═════ EXERCISE MATERIALS

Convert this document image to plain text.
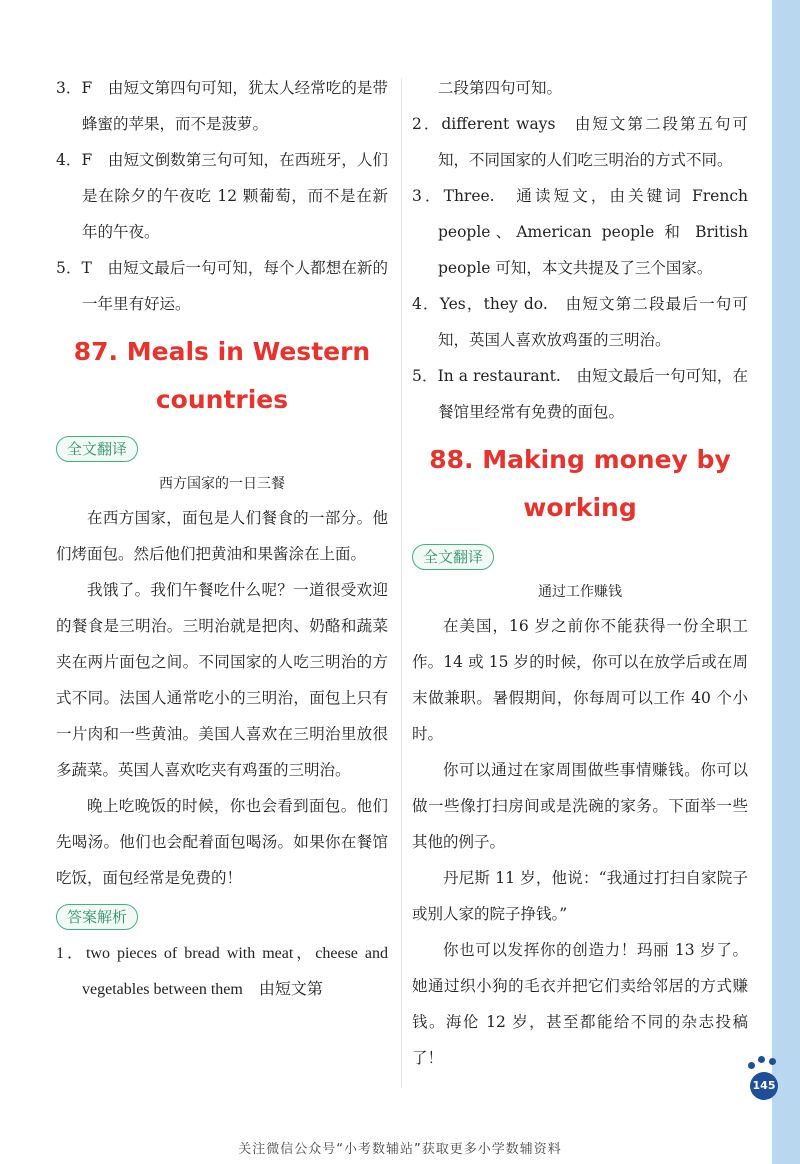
3．F　由短文第四句可知，犹太人经常吃的是带蜂蜜的苹果，而不是菠萝。

4．F　由短文倒数第三句可知，在西班牙，人们是在除夕的午夜吃 12 颗葡萄，而不是在新年的午夜。

5．T　由短文最后一句可知，每个人都想在新的一年里有好运。

87. Meals in Western countries
全文翻译

西方国家的一日三餐

在西方国家，面包是人们餐食的一部分。他们烤面包。然后他们把黄油和果酱涂在上面。

我饿了。我们午餐吃什么呢？一道很受欢迎的餐食是三明治。三明治就是把肉、奶酪和蔬菜夹在两片面包之间。不同国家的人吃三明治的方式不同。法国人通常吃小的三明治，面包上只有一片肉和一些黄油。美国人喜欢在三明治里放很多蔬菜。英国人喜欢吃夹有鸡蛋的三明治。

晚上吃晚饭的时候，你也会看到面包。他们先喝汤。他们也会配着面包喝汤。如果你在餐馆吃饭，面包经常是免费的！

答案解析

1．two pieces of bread with meat，cheese and vegetables between them　由短文第

二段第四句可知。

2．different ways　由短文第二段第五句可知，不同国家的人们吃三明治的方式不同。

3．Three.　通读短文，由关键词 French people、American people 和 British people 可知，本文共提及了三个国家。

4．Yes，they do.　由短文第二段最后一句可知，英国人喜欢放鸡蛋的三明治。

5．In a restaurant.　由短文最后一句可知，在餐馆里经常有免费的面包。

88. Making money by working
全文翻译

通过工作赚钱

在美国，16 岁之前你不能获得一份全职工作。14 或 15 岁的时候，你可以在放学后或在周末做兼职。暑假期间，你每周可以工作 40 个小时。

你可以通过在家周围做些事情赚钱。你可以做一些像打扫房间或是洗碗的家务。下面举一些其他的例子。

丹尼斯 11 岁，他说：“我通过打扫自家院子或别人家的院子挣钱。”

你也可以发挥你的创造力！玛丽 13 岁了。她通过织小狗的毛衣并把它们卖给邻居的方式赚钱。海伦 12 岁，甚至都能给不同的杂志投稿了！

145
关注微信公众号“小考数辅站”获取更多小学数辅资料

══════════

WHAT NEEDS TO BE DONE:
Quote every record above exactly, leaving out the pictures.

RESULT OF THE EXERCISE:
Convert this document image to plain text.
3．F　由短文第四句可知，犹太人经常吃的是带蜂蜜的苹果，而不是菠萝。

4．F　由短文倒数第三句可知，在西班牙，人们是在除夕的午夜吃 12 颗葡萄，而不是在新年的午夜。

5．T　由短文最后一句可知，每个人都想在新的一年里有好运。

87. Meals in Western countries
全文翻译

西方国家的一日三餐

在西方国家，面包是人们餐食的一部分。他们烤面包。然后他们把黄油和果酱涂在上面。

我饿了。我们午餐吃什么呢？一道很受欢迎的餐食是三明治。三明治就是把肉、奶酪和蔬菜夹在两片面包之间。不同国家的人吃三明治的方式不同。法国人通常吃小的三明治，面包上只有一片肉和一些黄油。美国人喜欢在三明治里放很多蔬菜。英国人喜欢吃夹有鸡蛋的三明治。

晚上吃晚饭的时候，你也会看到面包。他们先喝汤。他们也会配着面包喝汤。如果你在餐馆吃饭，面包经常是免费的！

答案解析

1．two pieces of bread with meat，cheese and vegetables between them　由短文第

二段第四句可知。

2．different ways　由短文第二段第五句可知，不同国家的人们吃三明治的方式不同。

3．Three.　通读短文，由关键词 French people、American people 和 British people 可知，本文共提及了三个国家。

4．Yes，they do.　由短文第二段最后一句可知，英国人喜欢放鸡蛋的三明治。

5．In a restaurant.　由短文最后一句可知，在餐馆里经常有免费的面包。

88. Making money by working
全文翻译

通过工作赚钱

在美国，16 岁之前你不能获得一份全职工作。14 或 15 岁的时候，你可以在放学后或在周末做兼职。暑假期间，你每周可以工作 40 个小时。

你可以通过在家周围做些事情赚钱。你可以做一些像打扫房间或是洗碗的家务。下面举一些其他的例子。

丹尼斯 11 岁，他说：“我通过打扫自家院子或别人家的院子挣钱。”

你也可以发挥你的创造力！玛丽 13 岁了。她通过织小狗的毛衣并把它们卖给邻居的方式赚钱。海伦 12 岁，甚至都能给不同的杂志投稿了！

145
关注微信公众号“小考数辅站”获取更多小学数辅资料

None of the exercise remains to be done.